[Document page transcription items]
···

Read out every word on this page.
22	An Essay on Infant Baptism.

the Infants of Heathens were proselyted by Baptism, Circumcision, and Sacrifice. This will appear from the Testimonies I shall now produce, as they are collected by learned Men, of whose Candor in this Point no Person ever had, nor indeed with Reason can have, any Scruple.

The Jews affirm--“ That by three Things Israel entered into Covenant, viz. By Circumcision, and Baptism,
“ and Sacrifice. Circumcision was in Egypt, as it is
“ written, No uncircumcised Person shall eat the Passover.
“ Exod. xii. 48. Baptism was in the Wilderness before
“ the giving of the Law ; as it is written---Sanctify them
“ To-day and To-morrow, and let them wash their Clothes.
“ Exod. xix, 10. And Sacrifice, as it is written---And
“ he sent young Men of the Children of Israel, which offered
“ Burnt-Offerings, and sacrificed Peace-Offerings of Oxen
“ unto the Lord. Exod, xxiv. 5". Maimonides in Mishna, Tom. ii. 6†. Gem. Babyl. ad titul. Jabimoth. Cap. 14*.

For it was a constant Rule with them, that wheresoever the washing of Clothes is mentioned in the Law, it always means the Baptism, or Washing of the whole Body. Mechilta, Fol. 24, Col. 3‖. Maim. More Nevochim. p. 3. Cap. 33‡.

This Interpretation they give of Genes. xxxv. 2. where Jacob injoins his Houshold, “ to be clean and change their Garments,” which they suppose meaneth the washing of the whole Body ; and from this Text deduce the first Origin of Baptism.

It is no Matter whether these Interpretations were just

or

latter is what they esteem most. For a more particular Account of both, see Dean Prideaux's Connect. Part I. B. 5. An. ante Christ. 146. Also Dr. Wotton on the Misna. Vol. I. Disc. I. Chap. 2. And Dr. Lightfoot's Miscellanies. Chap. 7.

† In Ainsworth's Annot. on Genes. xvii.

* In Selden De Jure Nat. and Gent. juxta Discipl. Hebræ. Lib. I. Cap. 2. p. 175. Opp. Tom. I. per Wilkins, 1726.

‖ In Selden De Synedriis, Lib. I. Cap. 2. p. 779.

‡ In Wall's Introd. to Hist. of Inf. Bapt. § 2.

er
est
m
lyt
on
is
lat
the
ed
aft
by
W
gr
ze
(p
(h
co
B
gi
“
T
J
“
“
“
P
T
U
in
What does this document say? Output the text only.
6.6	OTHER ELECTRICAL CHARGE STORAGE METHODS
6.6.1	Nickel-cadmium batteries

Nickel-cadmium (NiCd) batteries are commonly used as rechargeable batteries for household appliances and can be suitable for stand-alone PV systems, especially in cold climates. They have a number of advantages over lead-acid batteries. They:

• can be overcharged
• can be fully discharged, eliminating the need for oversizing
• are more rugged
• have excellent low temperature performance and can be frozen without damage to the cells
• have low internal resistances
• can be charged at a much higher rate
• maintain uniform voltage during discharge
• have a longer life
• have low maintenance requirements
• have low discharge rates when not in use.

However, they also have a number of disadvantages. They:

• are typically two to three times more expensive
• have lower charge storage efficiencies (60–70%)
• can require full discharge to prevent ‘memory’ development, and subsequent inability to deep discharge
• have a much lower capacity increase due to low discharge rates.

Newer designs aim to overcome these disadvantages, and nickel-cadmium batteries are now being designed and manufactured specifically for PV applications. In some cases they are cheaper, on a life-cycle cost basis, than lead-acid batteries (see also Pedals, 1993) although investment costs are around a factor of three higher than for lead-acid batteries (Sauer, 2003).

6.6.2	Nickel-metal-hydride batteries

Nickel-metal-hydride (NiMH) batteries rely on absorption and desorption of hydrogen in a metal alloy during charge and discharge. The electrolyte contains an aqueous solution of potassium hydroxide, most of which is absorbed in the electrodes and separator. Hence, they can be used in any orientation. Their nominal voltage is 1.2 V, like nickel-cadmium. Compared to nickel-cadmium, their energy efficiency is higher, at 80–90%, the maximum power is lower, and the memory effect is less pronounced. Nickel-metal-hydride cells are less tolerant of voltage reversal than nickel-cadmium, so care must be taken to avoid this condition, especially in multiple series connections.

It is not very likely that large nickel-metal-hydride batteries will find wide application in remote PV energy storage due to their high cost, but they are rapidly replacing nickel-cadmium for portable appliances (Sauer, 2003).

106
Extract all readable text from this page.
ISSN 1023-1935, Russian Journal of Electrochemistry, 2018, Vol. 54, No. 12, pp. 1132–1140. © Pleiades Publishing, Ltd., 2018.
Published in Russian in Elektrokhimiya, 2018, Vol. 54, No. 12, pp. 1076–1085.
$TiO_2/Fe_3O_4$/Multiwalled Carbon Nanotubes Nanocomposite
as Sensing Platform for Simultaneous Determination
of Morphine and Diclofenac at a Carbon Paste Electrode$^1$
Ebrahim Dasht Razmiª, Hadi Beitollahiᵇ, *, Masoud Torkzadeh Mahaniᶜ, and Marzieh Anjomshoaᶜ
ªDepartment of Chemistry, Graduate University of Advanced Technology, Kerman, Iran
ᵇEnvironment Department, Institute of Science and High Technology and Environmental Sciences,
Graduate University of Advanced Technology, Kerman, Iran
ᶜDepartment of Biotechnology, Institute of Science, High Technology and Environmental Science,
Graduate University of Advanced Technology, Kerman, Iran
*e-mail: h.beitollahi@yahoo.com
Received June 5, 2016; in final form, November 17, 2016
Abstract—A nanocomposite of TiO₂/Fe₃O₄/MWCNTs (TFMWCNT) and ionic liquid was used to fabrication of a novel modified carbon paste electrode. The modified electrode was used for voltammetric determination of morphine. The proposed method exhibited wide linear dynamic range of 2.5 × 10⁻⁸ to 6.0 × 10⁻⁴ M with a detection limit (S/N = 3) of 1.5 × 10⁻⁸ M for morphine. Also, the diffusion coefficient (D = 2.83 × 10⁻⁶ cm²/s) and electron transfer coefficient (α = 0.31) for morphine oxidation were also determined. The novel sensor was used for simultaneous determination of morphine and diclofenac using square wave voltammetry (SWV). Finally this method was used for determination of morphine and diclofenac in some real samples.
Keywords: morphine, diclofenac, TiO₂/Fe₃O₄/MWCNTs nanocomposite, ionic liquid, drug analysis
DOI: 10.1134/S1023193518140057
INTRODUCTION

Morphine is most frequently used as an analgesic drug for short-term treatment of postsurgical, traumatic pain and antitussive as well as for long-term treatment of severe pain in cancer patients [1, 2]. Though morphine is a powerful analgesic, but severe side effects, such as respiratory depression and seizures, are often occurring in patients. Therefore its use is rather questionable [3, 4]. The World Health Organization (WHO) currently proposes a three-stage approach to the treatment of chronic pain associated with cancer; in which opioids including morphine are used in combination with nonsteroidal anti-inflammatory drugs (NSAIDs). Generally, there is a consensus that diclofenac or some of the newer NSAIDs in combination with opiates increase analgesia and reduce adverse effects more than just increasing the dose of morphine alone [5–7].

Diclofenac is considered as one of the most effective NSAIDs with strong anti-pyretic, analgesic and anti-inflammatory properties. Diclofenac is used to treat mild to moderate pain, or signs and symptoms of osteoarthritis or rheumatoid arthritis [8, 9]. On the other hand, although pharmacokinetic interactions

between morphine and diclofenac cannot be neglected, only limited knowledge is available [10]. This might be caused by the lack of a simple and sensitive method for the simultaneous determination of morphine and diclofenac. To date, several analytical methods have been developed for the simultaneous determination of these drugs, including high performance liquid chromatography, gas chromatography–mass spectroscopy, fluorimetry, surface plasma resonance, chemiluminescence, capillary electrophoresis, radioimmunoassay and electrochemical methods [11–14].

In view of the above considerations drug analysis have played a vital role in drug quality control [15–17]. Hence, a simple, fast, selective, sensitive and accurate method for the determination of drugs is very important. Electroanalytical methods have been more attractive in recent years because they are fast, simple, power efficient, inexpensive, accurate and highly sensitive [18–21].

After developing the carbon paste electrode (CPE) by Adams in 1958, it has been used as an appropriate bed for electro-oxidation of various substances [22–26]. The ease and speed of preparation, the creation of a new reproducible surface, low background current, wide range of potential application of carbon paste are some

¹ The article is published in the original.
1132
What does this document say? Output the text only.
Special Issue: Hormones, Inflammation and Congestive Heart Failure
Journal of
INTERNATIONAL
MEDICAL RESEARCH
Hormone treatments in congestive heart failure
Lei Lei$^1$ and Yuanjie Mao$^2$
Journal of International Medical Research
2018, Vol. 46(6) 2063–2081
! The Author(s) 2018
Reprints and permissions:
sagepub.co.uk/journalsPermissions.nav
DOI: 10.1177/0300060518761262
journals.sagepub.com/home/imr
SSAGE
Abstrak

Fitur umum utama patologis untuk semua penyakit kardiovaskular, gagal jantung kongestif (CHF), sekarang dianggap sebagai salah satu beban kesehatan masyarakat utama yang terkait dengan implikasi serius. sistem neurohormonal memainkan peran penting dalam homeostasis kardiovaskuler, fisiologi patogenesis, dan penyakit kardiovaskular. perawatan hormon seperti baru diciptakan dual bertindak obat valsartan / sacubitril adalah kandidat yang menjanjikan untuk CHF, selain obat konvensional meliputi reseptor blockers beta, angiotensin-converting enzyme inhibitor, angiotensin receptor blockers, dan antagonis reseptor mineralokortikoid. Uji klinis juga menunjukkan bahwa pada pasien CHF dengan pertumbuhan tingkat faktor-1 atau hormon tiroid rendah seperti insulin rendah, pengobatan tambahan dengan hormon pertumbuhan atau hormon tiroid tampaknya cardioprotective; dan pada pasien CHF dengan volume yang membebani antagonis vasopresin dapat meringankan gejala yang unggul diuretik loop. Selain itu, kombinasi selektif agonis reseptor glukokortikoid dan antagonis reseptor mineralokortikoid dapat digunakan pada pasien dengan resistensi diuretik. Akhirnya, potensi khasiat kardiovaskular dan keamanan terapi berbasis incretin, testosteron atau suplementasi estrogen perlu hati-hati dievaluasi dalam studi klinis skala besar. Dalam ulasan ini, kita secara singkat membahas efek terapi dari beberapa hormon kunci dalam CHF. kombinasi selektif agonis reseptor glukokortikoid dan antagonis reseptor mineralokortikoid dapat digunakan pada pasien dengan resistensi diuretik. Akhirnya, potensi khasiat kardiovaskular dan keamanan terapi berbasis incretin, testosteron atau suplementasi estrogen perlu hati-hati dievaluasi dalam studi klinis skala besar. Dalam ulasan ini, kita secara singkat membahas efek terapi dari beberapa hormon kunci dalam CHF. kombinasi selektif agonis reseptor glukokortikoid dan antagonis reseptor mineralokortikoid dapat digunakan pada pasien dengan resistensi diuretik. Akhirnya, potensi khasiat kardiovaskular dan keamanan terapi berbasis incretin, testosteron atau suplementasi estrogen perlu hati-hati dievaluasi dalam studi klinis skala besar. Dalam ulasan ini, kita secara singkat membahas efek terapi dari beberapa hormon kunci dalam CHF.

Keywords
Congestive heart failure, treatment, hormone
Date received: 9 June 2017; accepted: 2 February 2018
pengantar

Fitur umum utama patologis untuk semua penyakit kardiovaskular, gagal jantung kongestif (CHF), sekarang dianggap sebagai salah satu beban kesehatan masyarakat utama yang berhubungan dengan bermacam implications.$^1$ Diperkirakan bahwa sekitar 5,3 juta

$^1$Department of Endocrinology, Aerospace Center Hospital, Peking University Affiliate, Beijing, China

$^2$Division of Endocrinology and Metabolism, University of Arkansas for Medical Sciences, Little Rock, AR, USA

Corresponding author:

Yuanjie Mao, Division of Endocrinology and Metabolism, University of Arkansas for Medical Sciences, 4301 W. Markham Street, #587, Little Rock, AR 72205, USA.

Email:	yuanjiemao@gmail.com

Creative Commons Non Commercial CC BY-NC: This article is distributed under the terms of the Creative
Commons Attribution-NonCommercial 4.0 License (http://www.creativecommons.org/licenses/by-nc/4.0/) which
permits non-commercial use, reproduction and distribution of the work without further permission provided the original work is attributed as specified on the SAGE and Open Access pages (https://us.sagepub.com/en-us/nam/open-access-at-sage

···

TASK OBJECTIVE:
Wherever the word "Little" appears in the data, return the whole line.

SOLUTION TO THE PROBLEM:
$^2$Division of Endocrinology and Metabolism, University of Arkansas for Medical Sciences, Little Rock, AR, USA
Yuanjie Mao, Division of Endocrinology and Metabolism, University of Arkansas for Medical Sciences, 4301 W. Markham Street, #587, Little Rock, AR 72205, USA.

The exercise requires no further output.